** BEGIN Information shown **

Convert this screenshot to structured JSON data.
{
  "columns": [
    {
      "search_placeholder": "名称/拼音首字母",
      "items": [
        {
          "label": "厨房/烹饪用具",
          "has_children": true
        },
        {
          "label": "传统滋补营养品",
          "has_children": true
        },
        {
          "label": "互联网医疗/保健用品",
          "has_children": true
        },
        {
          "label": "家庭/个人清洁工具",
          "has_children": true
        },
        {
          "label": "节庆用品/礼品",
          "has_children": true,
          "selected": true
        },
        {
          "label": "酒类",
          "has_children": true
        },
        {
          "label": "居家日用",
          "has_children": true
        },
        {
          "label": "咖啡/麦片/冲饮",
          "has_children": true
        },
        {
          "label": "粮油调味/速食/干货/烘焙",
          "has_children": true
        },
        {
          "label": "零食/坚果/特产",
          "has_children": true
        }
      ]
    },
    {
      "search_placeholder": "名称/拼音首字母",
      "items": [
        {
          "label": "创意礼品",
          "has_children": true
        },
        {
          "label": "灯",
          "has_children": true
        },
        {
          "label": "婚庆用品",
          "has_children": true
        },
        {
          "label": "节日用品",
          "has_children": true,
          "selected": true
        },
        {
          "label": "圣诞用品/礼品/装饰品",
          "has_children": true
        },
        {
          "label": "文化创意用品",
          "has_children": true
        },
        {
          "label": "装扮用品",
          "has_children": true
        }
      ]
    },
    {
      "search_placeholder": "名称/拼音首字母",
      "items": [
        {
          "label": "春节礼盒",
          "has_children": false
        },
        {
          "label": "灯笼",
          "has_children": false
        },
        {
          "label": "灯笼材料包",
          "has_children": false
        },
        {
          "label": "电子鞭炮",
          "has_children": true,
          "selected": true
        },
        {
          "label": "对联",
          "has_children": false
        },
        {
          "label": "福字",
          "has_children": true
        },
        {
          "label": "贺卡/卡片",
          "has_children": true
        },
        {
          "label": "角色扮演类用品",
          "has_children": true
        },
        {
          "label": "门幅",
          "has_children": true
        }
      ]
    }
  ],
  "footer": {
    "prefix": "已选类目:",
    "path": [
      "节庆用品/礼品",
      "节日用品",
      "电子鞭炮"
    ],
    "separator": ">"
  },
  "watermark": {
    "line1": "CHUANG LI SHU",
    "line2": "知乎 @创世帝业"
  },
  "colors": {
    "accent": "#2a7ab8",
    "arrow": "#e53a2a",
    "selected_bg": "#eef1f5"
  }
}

** END Information shown **

Required work:
Each record should come back exactly as written.

Result of the exercise:
Convert this screenshot to structured JSON data.
{
  "columns": [
    {
      "search_placeholder": "名称/拼音首字母",
      "items": [
        {
          "label": "厨房/烹饪用具",
          "has_children": true
        },
        {
          "label": "传统滋补营养品",
          "has_children": true
        },
        {
          "label": "互联网医疗/保健用品",
          "has_children": true
        },
        {
          "label": "家庭/个人清洁工具",
          "has_children": true
        },
        {
          "label": "节庆用品/礼品",
          "has_children": true,
          "selected": true
        },
        {
          "label": "酒类",
          "has_children": true
        },
        {
          "label": "居家日用",
          "has_children": true
        },
        {
          "label": "咖啡/麦片/冲饮",
          "has_children": true
        },
        {
          "label": "粮油调味/速食/干货/烘焙",
          "has_children": true
        },
        {
          "label": "零食/坚果/特产",
          "has_children": true
        }
      ]
    },
    {
      "search_placeholder": "名称/拼音首字母",
      "items": [
        {
          "label": "创意礼品",
          "has_children": true
        },
        {
          "label": "灯",
          "has_children": true
        },
        {
          "label": "婚庆用品",
          "has_children": true
        },
        {
          "label": "节日用品",
          "has_children": true,
          "selected": true
        },
        {
          "label": "圣诞用品/礼品/装饰品",
          "has_children": true
        },
        {
          "label": "文化创意用品",
          "has_children": true
        },
        {
          "label": "装扮用品",
          "has_children": true
        }
      ]
    },
    {
      "search_placeholder": "名称/拼音首字母",
      "items": [
        {
          "label": "春节礼盒",
          "has_children": false
        },
        {
          "label": "灯笼",
          "has_children": false
        },
        {
          "label": "灯笼材料包",
          "has_children": false
        },
        {
          "label": "电子鞭炮",
          "has_children": true,
          "selected": true
        },
        {
          "label": "对联",
          "has_children": false
        },
        {
          "label": "福字",
          "has_children": true
        },
        {
          "label": "贺卡/卡片",
          "has_children": true
        },
        {
          "label": "角色扮演类用品",
          "has_children": true
        },
        {
          "label": "门幅",
          "has_children": true
        }
      ]
    }
  ],
  "footer": {
    "prefix": "已选类目:",
    "path": [
      "节庆用品/礼品",
      "节日用品",
      "电子鞭炮"
    ],
    "separator": ">"
  },
  "watermark": {
    "line1": "CHUANG LI SHU",
    "line2": "知乎 @创世帝业"
  },
  "colors": {
    "accent": "#2a7ab8",
    "arrow": "#e53a2a",
    "selected_bg": "#eef1f5"
  }
}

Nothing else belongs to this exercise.